_EXERCISE PROMPT_
Print the data exactly. Omit the pictures.

_AVAILABLE DATA_
----
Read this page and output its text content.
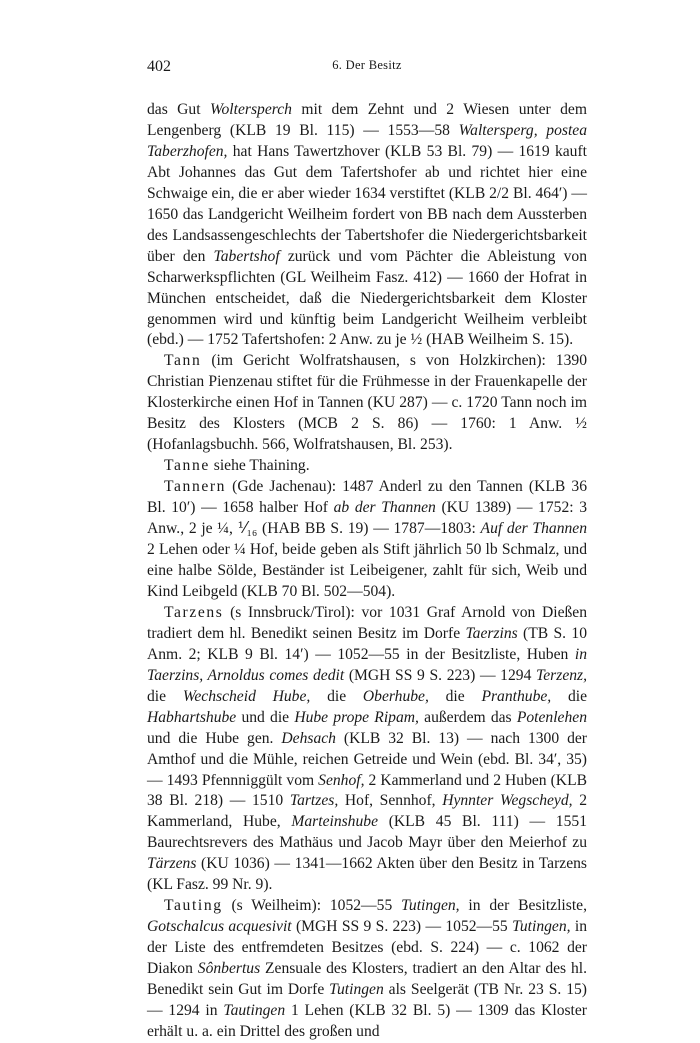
402	6. Der Besitz

das Gut Woltersperch mit dem Zehnt und 2 Wiesen unter dem Lengenberg (KLB 19 Bl. 115) — 1553—58 Waltersperg, postea Taberzhofen, hat Hans Tawertzhover (KLB 53 Bl. 79) — 1619 kauft Abt Johannes das Gut dem Tafertshofer ab und richtet hier eine Schwaige ein, die er aber wieder 1634 verstiftet (KLB 2/2 Bl. 464′) — 1650 das Landgericht Weilheim fordert von BB nach dem Aussterben des Landsassengeschlechts der Tabertshofer die Niedergerichtsbarkeit über den Tabertshof zurück und vom Pächter die Ableistung von Scharwerkspflichten (GL Weilheim Fasz. 412) — 1660 der Hofrat in München entscheidet, daß die Niedergerichtsbarkeit dem Kloster genommen wird und künftig beim Landgericht Weilheim verbleibt (ebd.) — 1752 Tafertshofen: 2 Anw. zu je ½ (HAB Weilheim S. 15).

Tann (im Gericht Wolfratshausen, s von Holzkirchen): 1390 Christian Pienzenau stiftet für die Frühmesse in der Frauenkapelle der Klosterkirche einen Hof in Tannen (KU 287) — c. 1720 Tann noch im Besitz des Klosters (MCB 2 S. 86) — 1760: 1 Anw. ½ (Hofanlagsbuchh. 566, Wolfratshausen, Bl. 253).

Tanne siehe Thaining.

Tannern (Gde Jachenau): 1487 Anderl zu den Tannen (KLB 36 Bl. 10′) — 1658 halber Hof ab der Thannen (KU 1389) — 1752: 3 Anw., 2 je ¼, ⅟₁₆ (HAB BB S. 19) — 1787—1803: Auf der Thannen 2 Lehen oder ¼ Hof, beide geben als Stift jährlich 50 lb Schmalz, und eine halbe Sölde, Beständer ist Leibeigener, zahlt für sich, Weib und Kind Leibgeld (KLB 70 Bl. 502—504).

Tarzens (s Innsbruck/Tirol): vor 1031 Graf Arnold von Dießen tradiert dem hl. Benedikt seinen Besitz im Dorfe Taerzins (TB S. 10 Anm. 2; KLB 9 Bl. 14′) — 1052—55 in der Besitzliste, Huben in Taerzins, Arnoldus comes dedit (MGH SS 9 S. 223) — 1294 Terzenz, die Wechscheid Hube, die Oberhube, die Pranthube, die Habhartshube und die Hube prope Ripam, außerdem das Potenlehen und die Hube gen. Dehsach (KLB 32 Bl. 13) — nach 1300 der Amthof und die Mühle, reichen Getreide und Wein (ebd. Bl. 34′, 35) — 1493 Pfennniggült vom Senhof, 2 Kammerland und 2 Huben (KLB 38 Bl. 218) — 1510 Tartzes, Hof, Sennhof, Hynnter Wegscheyd, 2 Kammerland, Hube, Marteinshube (KLB 45 Bl. 111) — 1551 Baurechtsrevers des Mathäus und Jacob Mayr über den Meierhof zu Tärzens (KU 1036) — 1341—1662 Akten über den Besitz in Tarzens (KL Fasz. 99 Nr. 9).

Tauting (s Weilheim): 1052—55 Tutingen, in der Besitzliste, Gotschalcus acquesivit (MGH SS 9 S. 223) — 1052—55 Tutingen, in der Liste des entfremdeten Besitzes (ebd. S. 224) — c. 1062 der Diakon Sônbertus Zensuale des Klosters, tradiert an den Altar des hl. Benedikt sein Gut im Dorfe Tutingen als Seelgerät (TB Nr. 23 S. 15) — 1294 in Tautingen 1 Lehen (KLB 32 Bl. 5) — 1309 das Kloster erhält u. a. ein Drittel des großen und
----
_TASK RESULT_
Read this page and output its text content.
402	6. Der Besitz

das Gut Woltersperch mit dem Zehnt und 2 Wiesen unter dem Lengenberg (KLB 19 Bl. 115) — 1553—58 Waltersperg, postea Taberzhofen, hat Hans Tawertzhover (KLB 53 Bl. 79) — 1619 kauft Abt Johannes das Gut dem Tafertshofer ab und richtet hier eine Schwaige ein, die er aber wieder 1634 verstiftet (KLB 2/2 Bl. 464′) — 1650 das Landgericht Weilheim fordert von BB nach dem Aussterben des Landsassengeschlechts der Tabertshofer die Niedergerichtsbarkeit über den Tabertshof zurück und vom Pächter die Ableistung von Scharwerkspflichten (GL Weilheim Fasz. 412) — 1660 der Hofrat in München entscheidet, daß die Niedergerichtsbarkeit dem Kloster genommen wird und künftig beim Landgericht Weilheim verbleibt (ebd.) — 1752 Tafertshofen: 2 Anw. zu je ½ (HAB Weilheim S. 15).

Tann (im Gericht Wolfratshausen, s von Holzkirchen): 1390 Christian Pienzenau stiftet für die Frühmesse in der Frauenkapelle der Klosterkirche einen Hof in Tannen (KU 287) — c. 1720 Tann noch im Besitz des Klosters (MCB 2 S. 86) — 1760: 1 Anw. ½ (Hofanlagsbuchh. 566, Wolfratshausen, Bl. 253).

Tanne siehe Thaining.

Tannern (Gde Jachenau): 1487 Anderl zu den Tannen (KLB 36 Bl. 10′) — 1658 halber Hof ab der Thannen (KU 1389) — 1752: 3 Anw., 2 je ¼, ⅟₁₆ (HAB BB S. 19) — 1787—1803: Auf der Thannen 2 Lehen oder ¼ Hof, beide geben als Stift jährlich 50 lb Schmalz, und eine halbe Sölde, Beständer ist Leibeigener, zahlt für sich, Weib und Kind Leibgeld (KLB 70 Bl. 502—504).

Tarzens (s Innsbruck/Tirol): vor 1031 Graf Arnold von Dießen tradiert dem hl. Benedikt seinen Besitz im Dorfe Taerzins (TB S. 10 Anm. 2; KLB 9 Bl. 14′) — 1052—55 in der Besitzliste, Huben in Taerzins, Arnoldus comes dedit (MGH SS 9 S. 223) — 1294 Terzenz, die Wechscheid Hube, die Oberhube, die Pranthube, die Habhartshube und die Hube prope Ripam, außerdem das Potenlehen und die Hube gen. Dehsach (KLB 32 Bl. 13) — nach 1300 der Amthof und die Mühle, reichen Getreide und Wein (ebd. Bl. 34′, 35) — 1493 Pfennniggült vom Senhof, 2 Kammerland und 2 Huben (KLB 38 Bl. 218) — 1510 Tartzes, Hof, Sennhof, Hynnter Wegscheyd, 2 Kammerland, Hube, Marteinshube (KLB 45 Bl. 111) — 1551 Baurechtsrevers des Mathäus und Jacob Mayr über den Meierhof zu Tärzens (KU 1036) — 1341—1662 Akten über den Besitz in Tarzens (KL Fasz. 99 Nr. 9).

Tauting (s Weilheim): 1052—55 Tutingen, in der Besitzliste, Gotschalcus acquesivit (MGH SS 9 S. 223) — 1052—55 Tutingen, in der Liste des entfremdeten Besitzes (ebd. S. 224) — c. 1062 der Diakon Sônbertus Zensuale des Klosters, tradiert an den Altar des hl. Benedikt sein Gut im Dorfe Tutingen als Seelgerät (TB Nr. 23 S. 15) — 1294 in Tautingen 1 Lehen (KLB 32 Bl. 5) — 1309 das Kloster erhält u. a. ein Drittel des großen und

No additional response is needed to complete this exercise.